═════ EXERCISE INPUT

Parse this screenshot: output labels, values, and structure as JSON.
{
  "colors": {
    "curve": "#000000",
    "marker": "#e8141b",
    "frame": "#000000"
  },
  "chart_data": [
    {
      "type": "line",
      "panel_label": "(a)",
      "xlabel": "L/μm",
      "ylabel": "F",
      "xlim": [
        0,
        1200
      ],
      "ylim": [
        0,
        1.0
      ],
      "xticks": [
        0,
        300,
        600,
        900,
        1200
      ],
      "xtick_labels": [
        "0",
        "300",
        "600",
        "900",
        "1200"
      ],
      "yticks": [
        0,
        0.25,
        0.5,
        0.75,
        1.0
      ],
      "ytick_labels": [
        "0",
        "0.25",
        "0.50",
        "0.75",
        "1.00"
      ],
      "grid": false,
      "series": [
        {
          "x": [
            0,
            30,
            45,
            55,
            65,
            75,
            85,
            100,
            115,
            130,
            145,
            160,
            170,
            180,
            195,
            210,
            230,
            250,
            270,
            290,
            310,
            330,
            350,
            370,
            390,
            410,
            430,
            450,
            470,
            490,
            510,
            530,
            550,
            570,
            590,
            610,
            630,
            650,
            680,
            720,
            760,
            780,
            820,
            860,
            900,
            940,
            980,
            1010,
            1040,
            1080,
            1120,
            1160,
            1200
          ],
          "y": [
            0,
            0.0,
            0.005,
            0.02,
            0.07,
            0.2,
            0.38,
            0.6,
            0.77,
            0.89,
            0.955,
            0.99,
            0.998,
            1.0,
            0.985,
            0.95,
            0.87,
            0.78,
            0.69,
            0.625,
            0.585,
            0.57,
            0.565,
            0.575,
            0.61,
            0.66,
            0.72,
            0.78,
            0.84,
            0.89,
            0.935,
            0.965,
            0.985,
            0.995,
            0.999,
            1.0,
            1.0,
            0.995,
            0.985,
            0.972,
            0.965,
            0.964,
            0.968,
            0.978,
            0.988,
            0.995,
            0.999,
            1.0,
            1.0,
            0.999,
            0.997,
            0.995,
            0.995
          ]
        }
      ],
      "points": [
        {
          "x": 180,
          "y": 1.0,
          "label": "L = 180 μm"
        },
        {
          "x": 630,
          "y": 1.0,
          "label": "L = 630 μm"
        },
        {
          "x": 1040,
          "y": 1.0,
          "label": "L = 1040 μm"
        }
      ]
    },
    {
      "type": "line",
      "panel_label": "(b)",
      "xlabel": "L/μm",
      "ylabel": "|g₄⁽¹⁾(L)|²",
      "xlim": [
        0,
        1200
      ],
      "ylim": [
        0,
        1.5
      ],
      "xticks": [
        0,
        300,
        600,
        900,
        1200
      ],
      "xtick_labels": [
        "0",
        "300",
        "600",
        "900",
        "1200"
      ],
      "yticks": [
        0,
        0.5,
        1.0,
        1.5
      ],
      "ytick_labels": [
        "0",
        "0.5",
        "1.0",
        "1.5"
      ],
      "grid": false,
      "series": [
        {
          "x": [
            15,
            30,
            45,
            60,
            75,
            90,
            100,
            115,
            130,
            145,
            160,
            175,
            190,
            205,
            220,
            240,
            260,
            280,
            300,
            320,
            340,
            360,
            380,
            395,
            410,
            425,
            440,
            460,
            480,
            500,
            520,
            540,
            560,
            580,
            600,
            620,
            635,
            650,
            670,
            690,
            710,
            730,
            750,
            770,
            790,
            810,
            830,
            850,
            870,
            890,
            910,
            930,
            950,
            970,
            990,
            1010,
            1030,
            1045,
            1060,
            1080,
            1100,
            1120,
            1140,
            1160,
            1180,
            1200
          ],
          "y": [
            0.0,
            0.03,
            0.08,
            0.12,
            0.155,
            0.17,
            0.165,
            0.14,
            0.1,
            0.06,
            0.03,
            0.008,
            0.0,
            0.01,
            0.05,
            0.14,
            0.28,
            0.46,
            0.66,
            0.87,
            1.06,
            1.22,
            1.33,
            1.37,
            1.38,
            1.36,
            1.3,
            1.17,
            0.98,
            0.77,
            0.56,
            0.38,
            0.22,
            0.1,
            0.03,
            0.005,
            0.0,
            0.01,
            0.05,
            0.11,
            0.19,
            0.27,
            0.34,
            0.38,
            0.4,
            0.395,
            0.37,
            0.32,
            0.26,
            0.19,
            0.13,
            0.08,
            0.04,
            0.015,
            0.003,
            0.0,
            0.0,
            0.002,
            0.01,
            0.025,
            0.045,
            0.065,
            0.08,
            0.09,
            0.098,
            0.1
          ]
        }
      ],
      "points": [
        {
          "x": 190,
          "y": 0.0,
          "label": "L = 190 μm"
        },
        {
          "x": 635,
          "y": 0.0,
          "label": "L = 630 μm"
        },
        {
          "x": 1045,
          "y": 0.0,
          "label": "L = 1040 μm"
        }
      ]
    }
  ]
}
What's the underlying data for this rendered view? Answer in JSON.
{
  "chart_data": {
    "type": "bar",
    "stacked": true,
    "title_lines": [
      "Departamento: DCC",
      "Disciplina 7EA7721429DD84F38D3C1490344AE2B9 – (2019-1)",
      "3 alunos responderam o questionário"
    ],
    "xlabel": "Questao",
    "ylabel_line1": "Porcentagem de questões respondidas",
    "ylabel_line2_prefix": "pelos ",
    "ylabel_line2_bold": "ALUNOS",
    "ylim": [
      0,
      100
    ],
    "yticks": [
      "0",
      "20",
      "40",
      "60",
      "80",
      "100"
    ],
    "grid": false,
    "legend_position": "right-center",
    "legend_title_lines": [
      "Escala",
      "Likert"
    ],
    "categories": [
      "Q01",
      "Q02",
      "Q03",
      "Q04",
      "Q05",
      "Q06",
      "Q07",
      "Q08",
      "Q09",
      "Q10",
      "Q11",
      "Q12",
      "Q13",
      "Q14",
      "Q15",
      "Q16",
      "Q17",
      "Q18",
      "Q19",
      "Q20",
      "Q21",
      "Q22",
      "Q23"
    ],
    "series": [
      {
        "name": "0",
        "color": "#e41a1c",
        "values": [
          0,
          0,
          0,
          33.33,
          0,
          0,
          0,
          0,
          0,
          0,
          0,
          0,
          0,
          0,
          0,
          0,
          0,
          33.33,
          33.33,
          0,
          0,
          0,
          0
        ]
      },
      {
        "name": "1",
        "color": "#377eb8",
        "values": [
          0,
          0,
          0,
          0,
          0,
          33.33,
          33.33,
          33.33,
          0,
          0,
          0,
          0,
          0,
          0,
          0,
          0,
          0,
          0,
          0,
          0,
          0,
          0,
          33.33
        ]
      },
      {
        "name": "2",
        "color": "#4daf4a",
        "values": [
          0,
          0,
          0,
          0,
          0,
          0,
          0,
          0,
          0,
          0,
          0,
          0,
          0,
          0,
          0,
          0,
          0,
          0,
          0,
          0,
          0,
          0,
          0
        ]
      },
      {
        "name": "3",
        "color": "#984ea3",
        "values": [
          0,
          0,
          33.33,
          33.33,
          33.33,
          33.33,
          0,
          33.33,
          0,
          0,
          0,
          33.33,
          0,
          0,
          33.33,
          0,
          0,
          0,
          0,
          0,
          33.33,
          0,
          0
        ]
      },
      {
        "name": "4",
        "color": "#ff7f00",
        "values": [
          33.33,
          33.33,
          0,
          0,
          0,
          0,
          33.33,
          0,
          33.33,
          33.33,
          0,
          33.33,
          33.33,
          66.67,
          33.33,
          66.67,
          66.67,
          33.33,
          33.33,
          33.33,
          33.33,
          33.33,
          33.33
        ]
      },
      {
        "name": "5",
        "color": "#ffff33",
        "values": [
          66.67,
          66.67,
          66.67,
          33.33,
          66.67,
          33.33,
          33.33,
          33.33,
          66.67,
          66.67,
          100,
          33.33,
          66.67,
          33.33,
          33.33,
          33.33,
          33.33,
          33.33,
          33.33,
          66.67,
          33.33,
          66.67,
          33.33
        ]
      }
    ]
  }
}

══════════

WHAT YOU WILL DO: Copy every line of the listing where the word "this" appears.

EXERCISE ANSWER:
Parse this screenshot: output labels, values, and structure as JSON.
What's the underlying data for this rendered view? Answer in JSON.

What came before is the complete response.